--- BEGIN ---

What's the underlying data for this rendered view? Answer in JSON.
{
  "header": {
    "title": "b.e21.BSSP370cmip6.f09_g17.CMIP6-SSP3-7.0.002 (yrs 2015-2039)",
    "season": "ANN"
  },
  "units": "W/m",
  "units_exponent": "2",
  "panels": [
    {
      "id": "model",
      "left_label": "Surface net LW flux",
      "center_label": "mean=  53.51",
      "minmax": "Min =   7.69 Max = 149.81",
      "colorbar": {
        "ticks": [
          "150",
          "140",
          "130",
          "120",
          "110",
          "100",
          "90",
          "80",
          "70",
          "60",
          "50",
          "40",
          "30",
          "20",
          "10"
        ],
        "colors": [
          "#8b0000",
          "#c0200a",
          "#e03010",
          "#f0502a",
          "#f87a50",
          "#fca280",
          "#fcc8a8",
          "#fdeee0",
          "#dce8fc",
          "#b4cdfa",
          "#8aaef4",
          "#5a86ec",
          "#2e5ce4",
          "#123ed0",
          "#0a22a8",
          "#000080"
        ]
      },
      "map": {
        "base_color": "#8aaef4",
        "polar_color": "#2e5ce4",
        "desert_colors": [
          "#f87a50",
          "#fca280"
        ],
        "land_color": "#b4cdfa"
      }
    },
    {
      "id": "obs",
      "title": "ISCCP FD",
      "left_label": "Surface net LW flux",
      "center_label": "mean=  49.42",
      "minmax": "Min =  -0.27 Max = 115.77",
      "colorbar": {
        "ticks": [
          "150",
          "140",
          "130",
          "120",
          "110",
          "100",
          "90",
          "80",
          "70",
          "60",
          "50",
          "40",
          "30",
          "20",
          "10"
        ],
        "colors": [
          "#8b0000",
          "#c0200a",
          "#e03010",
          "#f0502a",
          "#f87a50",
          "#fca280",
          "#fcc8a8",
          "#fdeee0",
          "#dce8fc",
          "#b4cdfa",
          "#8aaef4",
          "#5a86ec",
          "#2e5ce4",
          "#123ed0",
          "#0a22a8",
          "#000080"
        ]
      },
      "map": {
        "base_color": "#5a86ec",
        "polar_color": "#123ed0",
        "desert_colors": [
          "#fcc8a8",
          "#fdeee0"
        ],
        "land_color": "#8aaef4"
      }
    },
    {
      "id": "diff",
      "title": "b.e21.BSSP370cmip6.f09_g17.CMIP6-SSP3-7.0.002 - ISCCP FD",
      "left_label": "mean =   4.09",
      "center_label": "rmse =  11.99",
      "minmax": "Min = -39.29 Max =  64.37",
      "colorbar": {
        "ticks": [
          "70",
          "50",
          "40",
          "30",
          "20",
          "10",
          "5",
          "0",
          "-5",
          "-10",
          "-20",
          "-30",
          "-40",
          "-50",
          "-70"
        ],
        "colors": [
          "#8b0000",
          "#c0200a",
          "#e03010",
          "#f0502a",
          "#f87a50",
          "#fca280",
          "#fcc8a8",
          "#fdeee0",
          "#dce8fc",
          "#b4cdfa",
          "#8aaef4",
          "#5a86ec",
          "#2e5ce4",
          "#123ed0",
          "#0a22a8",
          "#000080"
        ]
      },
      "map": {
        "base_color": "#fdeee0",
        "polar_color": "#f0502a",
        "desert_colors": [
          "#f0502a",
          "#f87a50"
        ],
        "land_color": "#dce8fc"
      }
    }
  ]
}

--- END ---

» **Do this**
Output every record above exactly as it appears.

» **The response**
What's the underlying data for this rendered view? Answer in JSON.
{
  "header": {
    "title": "b.e21.BSSP370cmip6.f09_g17.CMIP6-SSP3-7.0.002 (yrs 2015-2039)",
    "season": "ANN"
  },
  "units": "W/m",
  "units_exponent": "2",
  "panels": [
    {
      "id": "model",
      "left_label": "Surface net LW flux",
      "center_label": "mean=  53.51",
      "minmax": "Min =   7.69 Max = 149.81",
      "colorbar": {
        "ticks": [
          "150",
          "140",
          "130",
          "120",
          "110",
          "100",
          "90",
          "80",
          "70",
          "60",
          "50",
          "40",
          "30",
          "20",
          "10"
        ],
        "colors": [
          "#8b0000",
          "#c0200a",
          "#e03010",
          "#f0502a",
          "#f87a50",
          "#fca280",
          "#fcc8a8",
          "#fdeee0",
          "#dce8fc",
          "#b4cdfa",
          "#8aaef4",
          "#5a86ec",
          "#2e5ce4",
          "#123ed0",
          "#0a22a8",
          "#000080"
        ]
      },
      "map": {
        "base_color": "#8aaef4",
        "polar_color": "#2e5ce4",
        "desert_colors": [
          "#f87a50",
          "#fca280"
        ],
        "land_color": "#b4cdfa"
      }
    },
    {
      "id": "obs",
      "title": "ISCCP FD",
      "left_label": "Surface net LW flux",
      "center_label": "mean=  49.42",
      "minmax": "Min =  -0.27 Max = 115.77",
      "colorbar": {
        "ticks": [
          "150",
          "140",
          "130",
          "120",
          "110",
          "100",
          "90",
          "80",
          "70",
          "60",
          "50",
          "40",
          "30",
          "20",
          "10"
        ],
        "colors": [
          "#8b0000",
          "#c0200a",
          "#e03010",
          "#f0502a",
          "#f87a50",
          "#fca280",
          "#fcc8a8",
          "#fdeee0",
          "#dce8fc",
          "#b4cdfa",
          "#8aaef4",
          "#5a86ec",
          "#2e5ce4",
          "#123ed0",
          "#0a22a8",
          "#000080"
        ]
      },
      "map": {
        "base_color": "#5a86ec",
        "polar_color": "#123ed0",
        "desert_colors": [
          "#fcc8a8",
          "#fdeee0"
        ],
        "land_color": "#8aaef4"
      }
    },
    {
      "id": "diff",
      "title": "b.e21.BSSP370cmip6.f09_g17.CMIP6-SSP3-7.0.002 - ISCCP FD",
      "left_label": "mean =   4.09",
      "center_label": "rmse =  11.99",
      "minmax": "Min = -39.29 Max =  64.37",
      "colorbar": {
        "ticks": [
          "70",
          "50",
          "40",
          "30",
          "20",
          "10",
          "5",
          "0",
          "-5",
          "-10",
          "-20",
          "-30",
          "-40",
          "-50",
          "-70"
        ],
        "colors": [
          "#8b0000",
          "#c0200a",
          "#e03010",
          "#f0502a",
          "#f87a50",
          "#fca280",
          "#fcc8a8",
          "#fdeee0",
          "#dce8fc",
          "#b4cdfa",
          "#8aaef4",
          "#5a86ec",
          "#2e5ce4",
          "#123ed0",
          "#0a22a8",
          "#000080"
        ]
      },
      "map": {
        "base_color": "#fdeee0",
        "polar_color": "#f0502a",
        "desert_colors": [
          "#f0502a",
          "#f87a50"
        ],
        "land_color": "#dce8fc"
      }
    }
  ]
}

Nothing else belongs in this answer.